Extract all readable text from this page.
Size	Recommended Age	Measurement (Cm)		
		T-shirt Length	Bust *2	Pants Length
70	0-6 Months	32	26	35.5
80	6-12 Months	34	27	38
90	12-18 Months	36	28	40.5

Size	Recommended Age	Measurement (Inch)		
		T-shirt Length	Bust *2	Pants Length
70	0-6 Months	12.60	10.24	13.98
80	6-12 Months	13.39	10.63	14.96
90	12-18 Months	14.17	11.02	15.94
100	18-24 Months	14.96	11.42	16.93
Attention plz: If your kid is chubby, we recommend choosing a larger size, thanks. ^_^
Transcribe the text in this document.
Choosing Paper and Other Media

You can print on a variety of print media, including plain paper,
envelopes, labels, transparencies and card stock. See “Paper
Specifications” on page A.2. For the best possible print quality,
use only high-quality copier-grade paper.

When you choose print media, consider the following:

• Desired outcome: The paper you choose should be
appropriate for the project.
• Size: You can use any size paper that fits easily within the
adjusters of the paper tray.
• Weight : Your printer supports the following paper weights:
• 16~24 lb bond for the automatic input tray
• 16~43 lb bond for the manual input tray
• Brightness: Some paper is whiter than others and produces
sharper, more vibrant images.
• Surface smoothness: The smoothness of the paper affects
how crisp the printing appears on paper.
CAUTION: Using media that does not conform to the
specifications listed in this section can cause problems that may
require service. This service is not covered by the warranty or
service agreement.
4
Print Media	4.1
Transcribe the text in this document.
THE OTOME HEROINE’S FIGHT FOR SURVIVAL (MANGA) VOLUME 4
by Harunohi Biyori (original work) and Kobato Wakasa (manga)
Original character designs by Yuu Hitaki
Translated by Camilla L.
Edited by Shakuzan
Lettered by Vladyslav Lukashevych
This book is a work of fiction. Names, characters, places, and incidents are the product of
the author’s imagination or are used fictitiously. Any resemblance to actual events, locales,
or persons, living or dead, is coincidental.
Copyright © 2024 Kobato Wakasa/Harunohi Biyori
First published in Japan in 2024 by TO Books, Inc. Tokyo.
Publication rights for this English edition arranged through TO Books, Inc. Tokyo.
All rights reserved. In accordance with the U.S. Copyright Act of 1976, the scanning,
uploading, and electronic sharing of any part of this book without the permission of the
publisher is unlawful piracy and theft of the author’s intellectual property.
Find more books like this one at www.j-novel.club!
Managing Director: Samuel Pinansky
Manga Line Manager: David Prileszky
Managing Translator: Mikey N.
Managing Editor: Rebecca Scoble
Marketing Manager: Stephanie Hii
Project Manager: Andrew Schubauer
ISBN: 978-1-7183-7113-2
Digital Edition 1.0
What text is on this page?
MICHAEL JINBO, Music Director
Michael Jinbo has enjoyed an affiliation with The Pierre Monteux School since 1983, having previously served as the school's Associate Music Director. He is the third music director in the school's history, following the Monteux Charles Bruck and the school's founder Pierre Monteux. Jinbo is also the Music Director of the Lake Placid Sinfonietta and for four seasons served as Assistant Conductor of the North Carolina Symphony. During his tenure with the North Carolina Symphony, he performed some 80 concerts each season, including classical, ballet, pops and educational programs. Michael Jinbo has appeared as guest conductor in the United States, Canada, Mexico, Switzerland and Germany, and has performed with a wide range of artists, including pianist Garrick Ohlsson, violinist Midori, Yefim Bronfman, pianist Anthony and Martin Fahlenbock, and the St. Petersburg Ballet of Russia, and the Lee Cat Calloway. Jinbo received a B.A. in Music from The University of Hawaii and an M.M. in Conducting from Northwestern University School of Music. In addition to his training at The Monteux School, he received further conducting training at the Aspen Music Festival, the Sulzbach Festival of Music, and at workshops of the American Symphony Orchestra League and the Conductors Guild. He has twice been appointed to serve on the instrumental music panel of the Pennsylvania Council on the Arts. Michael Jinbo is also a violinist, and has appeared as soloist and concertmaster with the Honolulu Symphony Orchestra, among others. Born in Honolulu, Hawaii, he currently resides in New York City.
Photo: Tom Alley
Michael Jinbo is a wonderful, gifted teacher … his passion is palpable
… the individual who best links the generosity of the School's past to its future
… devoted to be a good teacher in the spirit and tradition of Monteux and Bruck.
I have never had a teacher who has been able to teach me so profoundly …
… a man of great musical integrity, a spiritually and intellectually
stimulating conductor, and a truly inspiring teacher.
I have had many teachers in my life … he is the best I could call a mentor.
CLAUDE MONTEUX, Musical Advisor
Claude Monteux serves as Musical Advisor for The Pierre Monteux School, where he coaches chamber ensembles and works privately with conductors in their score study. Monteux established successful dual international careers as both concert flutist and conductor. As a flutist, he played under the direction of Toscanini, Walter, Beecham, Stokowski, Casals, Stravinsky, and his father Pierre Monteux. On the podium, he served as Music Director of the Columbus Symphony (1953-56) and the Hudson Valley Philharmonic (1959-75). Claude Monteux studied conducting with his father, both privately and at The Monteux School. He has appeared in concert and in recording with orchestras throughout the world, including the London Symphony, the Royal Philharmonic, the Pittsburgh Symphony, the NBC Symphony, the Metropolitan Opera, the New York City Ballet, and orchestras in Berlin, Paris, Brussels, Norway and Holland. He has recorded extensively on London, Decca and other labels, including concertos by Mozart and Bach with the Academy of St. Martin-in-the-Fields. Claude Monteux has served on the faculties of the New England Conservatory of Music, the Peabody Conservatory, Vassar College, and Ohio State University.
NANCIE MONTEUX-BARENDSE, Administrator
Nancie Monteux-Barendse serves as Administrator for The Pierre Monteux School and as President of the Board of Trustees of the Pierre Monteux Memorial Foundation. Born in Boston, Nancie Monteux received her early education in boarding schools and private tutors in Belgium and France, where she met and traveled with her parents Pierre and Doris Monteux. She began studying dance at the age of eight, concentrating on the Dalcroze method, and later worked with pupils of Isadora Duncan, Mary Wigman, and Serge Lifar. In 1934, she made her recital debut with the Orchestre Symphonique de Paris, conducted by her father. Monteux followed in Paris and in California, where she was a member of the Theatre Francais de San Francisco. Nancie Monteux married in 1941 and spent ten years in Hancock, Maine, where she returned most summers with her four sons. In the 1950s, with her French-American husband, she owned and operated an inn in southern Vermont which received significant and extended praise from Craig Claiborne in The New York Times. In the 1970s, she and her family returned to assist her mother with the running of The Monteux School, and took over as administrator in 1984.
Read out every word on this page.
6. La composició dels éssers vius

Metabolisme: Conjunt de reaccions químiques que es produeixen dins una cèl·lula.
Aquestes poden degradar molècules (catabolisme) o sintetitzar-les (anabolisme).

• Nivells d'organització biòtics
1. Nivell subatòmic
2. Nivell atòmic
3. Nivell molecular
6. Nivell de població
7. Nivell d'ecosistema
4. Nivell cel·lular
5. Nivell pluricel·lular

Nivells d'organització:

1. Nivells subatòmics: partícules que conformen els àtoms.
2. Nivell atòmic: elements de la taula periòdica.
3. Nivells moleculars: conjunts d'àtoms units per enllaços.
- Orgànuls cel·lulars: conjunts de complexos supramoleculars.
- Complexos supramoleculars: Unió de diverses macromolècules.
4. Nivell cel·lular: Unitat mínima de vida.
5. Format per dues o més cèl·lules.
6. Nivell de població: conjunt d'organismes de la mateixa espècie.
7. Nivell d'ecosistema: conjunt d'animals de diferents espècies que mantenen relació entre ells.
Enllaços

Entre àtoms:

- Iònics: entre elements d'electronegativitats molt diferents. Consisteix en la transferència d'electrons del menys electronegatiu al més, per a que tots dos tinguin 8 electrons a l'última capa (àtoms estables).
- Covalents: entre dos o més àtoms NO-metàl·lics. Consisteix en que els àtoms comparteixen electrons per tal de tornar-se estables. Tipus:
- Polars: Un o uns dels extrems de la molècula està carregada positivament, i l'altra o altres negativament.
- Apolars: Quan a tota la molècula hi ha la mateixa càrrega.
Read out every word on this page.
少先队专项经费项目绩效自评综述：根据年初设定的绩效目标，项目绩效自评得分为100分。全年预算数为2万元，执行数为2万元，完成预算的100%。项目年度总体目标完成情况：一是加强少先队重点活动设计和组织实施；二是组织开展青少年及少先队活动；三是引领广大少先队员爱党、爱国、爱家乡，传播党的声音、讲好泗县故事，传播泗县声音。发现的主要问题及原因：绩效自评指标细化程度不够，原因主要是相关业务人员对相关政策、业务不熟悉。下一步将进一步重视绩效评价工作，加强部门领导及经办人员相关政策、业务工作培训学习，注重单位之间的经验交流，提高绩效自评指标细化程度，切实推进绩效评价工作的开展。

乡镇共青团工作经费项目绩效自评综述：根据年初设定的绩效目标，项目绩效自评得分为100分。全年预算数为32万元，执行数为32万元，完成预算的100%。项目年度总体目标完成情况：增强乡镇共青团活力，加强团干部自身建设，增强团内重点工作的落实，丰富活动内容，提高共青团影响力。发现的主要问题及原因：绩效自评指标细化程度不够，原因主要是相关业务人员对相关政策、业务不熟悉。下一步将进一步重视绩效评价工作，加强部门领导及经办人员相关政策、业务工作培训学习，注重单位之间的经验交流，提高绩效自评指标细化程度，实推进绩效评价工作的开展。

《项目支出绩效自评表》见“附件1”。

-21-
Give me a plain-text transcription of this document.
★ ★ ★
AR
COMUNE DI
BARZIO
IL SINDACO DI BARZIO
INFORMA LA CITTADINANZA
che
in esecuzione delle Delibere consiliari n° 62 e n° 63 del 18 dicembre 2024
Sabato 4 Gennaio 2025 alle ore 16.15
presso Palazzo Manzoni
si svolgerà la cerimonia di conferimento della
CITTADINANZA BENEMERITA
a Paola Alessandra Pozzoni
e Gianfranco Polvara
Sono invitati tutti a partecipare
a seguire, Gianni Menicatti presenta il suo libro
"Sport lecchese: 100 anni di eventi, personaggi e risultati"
☆ ☆ ☆ ☆
— WORK INSTRUCTIONS —
Set down, exactly and in full, the lines from the one containing "Give me a plain-text" through the end of the entries; no other line belongs.

— FULL OUTPUT —
Give me a plain-text transcription of this document.
★ ★ ★
AR
COMUNE DI
BARZIO
IL SINDACO DI BARZIO
INFORMA LA CITTADINANZA
che
in esecuzione delle Delibere consiliari n° 62 e n° 63 del 18 dicembre 2024
Sabato 4 Gennaio 2025 alle ore 16.15
presso Palazzo Manzoni
si svolgerà la cerimonia di conferimento della
CITTADINANZA BENEMERITA
a Paola Alessandra Pozzoni
e Gianfranco Polvara
Sono invitati tutti a partecipare
a seguire, Gianni Menicatti presenta il suo libro
"Sport lecchese: 100 anni di eventi, personaggi e risultati"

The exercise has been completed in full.